**Task directions:** What is the number of lines containing "easy"? Give only that number.

**Given entries:**
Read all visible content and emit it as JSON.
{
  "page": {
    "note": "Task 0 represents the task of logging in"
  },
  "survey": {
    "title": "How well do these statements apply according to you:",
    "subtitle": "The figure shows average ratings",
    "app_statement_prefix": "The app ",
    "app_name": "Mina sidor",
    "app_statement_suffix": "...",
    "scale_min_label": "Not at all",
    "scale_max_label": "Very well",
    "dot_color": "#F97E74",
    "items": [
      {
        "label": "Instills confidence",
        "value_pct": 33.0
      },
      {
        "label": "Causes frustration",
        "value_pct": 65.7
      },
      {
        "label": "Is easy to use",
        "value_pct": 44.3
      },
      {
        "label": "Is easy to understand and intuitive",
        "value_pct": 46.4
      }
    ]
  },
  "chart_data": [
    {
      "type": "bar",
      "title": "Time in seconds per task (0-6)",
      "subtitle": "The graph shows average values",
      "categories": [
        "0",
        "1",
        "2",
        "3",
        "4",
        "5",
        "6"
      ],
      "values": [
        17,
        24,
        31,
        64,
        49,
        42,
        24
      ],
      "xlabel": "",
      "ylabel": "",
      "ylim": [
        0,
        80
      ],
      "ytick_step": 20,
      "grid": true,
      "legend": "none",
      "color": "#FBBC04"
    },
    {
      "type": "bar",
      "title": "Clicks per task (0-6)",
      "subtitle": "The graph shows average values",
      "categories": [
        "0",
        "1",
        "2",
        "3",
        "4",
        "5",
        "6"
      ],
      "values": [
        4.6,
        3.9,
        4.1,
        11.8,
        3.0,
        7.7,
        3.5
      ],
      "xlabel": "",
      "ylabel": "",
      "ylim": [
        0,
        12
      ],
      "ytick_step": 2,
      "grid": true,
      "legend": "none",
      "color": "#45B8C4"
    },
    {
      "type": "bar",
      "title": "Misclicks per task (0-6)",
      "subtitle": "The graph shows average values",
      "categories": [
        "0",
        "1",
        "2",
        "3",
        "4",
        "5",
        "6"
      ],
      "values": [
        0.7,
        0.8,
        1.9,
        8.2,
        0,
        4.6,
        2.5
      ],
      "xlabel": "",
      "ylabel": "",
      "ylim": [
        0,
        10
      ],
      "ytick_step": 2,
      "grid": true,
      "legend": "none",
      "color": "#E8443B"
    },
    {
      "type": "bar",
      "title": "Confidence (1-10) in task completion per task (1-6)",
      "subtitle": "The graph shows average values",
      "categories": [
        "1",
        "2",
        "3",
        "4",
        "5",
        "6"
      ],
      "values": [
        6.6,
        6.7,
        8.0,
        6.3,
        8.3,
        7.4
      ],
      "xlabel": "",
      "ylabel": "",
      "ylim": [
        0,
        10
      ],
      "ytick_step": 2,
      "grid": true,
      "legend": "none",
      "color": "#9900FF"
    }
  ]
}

**Exercise response:** 2